> **Material for this task**

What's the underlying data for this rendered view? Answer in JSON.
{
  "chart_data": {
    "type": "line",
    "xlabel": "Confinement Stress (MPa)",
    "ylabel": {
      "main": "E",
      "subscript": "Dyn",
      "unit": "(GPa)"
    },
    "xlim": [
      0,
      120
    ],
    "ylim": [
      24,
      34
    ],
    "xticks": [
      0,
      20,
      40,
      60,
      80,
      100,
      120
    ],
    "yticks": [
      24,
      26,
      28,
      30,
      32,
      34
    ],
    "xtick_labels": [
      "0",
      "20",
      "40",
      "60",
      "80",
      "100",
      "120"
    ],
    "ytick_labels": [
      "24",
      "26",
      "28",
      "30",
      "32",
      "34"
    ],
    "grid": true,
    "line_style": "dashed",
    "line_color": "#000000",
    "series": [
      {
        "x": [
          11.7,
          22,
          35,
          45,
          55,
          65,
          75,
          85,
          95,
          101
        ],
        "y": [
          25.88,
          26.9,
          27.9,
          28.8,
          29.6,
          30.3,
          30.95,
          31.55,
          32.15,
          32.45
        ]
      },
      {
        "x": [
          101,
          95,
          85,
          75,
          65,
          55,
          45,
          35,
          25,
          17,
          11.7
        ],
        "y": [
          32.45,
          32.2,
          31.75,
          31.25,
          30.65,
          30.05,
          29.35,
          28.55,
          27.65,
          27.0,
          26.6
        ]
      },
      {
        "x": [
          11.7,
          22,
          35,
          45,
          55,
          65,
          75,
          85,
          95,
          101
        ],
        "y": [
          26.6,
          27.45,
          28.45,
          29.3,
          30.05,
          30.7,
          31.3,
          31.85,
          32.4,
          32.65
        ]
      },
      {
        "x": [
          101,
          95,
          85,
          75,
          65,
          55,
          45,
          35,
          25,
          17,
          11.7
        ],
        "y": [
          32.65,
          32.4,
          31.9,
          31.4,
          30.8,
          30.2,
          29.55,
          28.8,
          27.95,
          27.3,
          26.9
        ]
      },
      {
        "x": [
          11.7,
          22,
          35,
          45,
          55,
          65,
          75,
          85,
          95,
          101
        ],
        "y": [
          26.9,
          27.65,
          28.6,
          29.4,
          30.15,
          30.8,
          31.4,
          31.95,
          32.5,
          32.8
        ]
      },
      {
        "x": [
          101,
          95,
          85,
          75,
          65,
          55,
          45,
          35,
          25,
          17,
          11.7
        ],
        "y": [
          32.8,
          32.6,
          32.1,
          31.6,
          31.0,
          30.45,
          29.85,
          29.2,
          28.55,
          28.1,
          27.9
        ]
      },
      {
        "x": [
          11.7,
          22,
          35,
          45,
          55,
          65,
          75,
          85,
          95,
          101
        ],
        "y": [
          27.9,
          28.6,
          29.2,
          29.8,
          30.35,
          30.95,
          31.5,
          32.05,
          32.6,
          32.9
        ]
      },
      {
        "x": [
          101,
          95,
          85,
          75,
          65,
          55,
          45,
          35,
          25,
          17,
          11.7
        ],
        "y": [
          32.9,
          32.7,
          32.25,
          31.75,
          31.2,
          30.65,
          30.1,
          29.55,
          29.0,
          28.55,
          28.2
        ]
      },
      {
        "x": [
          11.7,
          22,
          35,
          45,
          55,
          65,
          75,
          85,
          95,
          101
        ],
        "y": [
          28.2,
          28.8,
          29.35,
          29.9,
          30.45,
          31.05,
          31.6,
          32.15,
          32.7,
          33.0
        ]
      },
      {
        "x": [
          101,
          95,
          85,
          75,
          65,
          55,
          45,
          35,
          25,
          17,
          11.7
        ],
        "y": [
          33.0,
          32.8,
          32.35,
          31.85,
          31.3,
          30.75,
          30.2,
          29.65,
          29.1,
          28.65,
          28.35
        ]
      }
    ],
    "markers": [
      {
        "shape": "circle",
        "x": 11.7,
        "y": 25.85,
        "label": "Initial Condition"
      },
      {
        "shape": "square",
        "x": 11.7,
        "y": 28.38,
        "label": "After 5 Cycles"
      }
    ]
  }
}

> **Exercise aim**
Quote every entry exactly.

> **Answer to this problem**
What's the underlying data for this rendered view? Answer in JSON.
{
  "chart_data": {
    "type": "line",
    "xlabel": "Confinement Stress (MPa)",
    "ylabel": {
      "main": "E",
      "subscript": "Dyn",
      "unit": "(GPa)"
    },
    "xlim": [
      0,
      120
    ],
    "ylim": [
      24,
      34
    ],
    "xticks": [
      0,
      20,
      40,
      60,
      80,
      100,
      120
    ],
    "yticks": [
      24,
      26,
      28,
      30,
      32,
      34
    ],
    "xtick_labels": [
      "0",
      "20",
      "40",
      "60",
      "80",
      "100",
      "120"
    ],
    "ytick_labels": [
      "24",
      "26",
      "28",
      "30",
      "32",
      "34"
    ],
    "grid": true,
    "line_style": "dashed",
    "line_color": "#000000",
    "series": [
      {
        "x": [
          11.7,
          22,
          35,
          45,
          55,
          65,
          75,
          85,
          95,
          101
        ],
        "y": [
          25.88,
          26.9,
          27.9,
          28.8,
          29.6,
          30.3,
          30.95,
          31.55,
          32.15,
          32.45
        ]
      },
      {
        "x": [
          101,
          95,
          85,
          75,
          65,
          55,
          45,
          35,
          25,
          17,
          11.7
        ],
        "y": [
          32.45,
          32.2,
          31.75,
          31.25,
          30.65,
          30.05,
          29.35,
          28.55,
          27.65,
          27.0,
          26.6
        ]
      },
      {
        "x": [
          11.7,
          22,
          35,
          45,
          55,
          65,
          75,
          85,
          95,
          101
        ],
        "y": [
          26.6,
          27.45,
          28.45,
          29.3,
          30.05,
          30.7,
          31.3,
          31.85,
          32.4,
          32.65
        ]
      },
      {
        "x": [
          101,
          95,
          85,
          75,
          65,
          55,
          45,
          35,
          25,
          17,
          11.7
        ],
        "y": [
          32.65,
          32.4,
          31.9,
          31.4,
          30.8,
          30.2,
          29.55,
          28.8,
          27.95,
          27.3,
          26.9
        ]
      },
      {
        "x": [
          11.7,
          22,
          35,
          45,
          55,
          65,
          75,
          85,
          95,
          101
        ],
        "y": [
          26.9,
          27.65,
          28.6,
          29.4,
          30.15,
          30.8,
          31.4,
          31.95,
          32.5,
          32.8
        ]
      },
      {
        "x": [
          101,
          95,
          85,
          75,
          65,
          55,
          45,
          35,
          25,
          17,
          11.7
        ],
        "y": [
          32.8,
          32.6,
          32.1,
          31.6,
          31.0,
          30.45,
          29.85,
          29.2,
          28.55,
          28.1,
          27.9
        ]
      },
      {
        "x": [
          11.7,
          22,
          35,
          45,
          55,
          65,
          75,
          85,
          95,
          101
        ],
        "y": [
          27.9,
          28.6,
          29.2,
          29.8,
          30.35,
          30.95,
          31.5,
          32.05,
          32.6,
          32.9
        ]
      },
      {
        "x": [
          101,
          95,
          85,
          75,
          65,
          55,
          45,
          35,
          25,
          17,
          11.7
        ],
        "y": [
          32.9,
          32.7,
          32.25,
          31.75,
          31.2,
          30.65,
          30.1,
          29.55,
          29.0,
          28.55,
          28.2
        ]
      },
      {
        "x": [
          11.7,
          22,
          35,
          45,
          55,
          65,
          75,
          85,
          95,
          101
        ],
        "y": [
          28.2,
          28.8,
          29.35,
          29.9,
          30.45,
          31.05,
          31.6,
          32.15,
          32.7,
          33.0
        ]
      },
      {
        "x": [
          101,
          95,
          85,
          75,
          65,
          55,
          45,
          35,
          25,
          17,
          11.7
        ],
        "y": [
          33.0,
          32.8,
          32.35,
          31.85,
          31.3,
          30.75,
          30.2,
          29.65,
          29.1,
          28.65,
          28.35
        ]
      }
    ],
    "markers": [
      {
        "shape": "circle",
        "x": 11.7,
        "y": 25.85,
        "label": "Initial Condition"
      },
      {
        "shape": "square",
        "x": 11.7,
        "y": 28.38,
        "label": "After 5 Cycles"
      }
    ]
  }
}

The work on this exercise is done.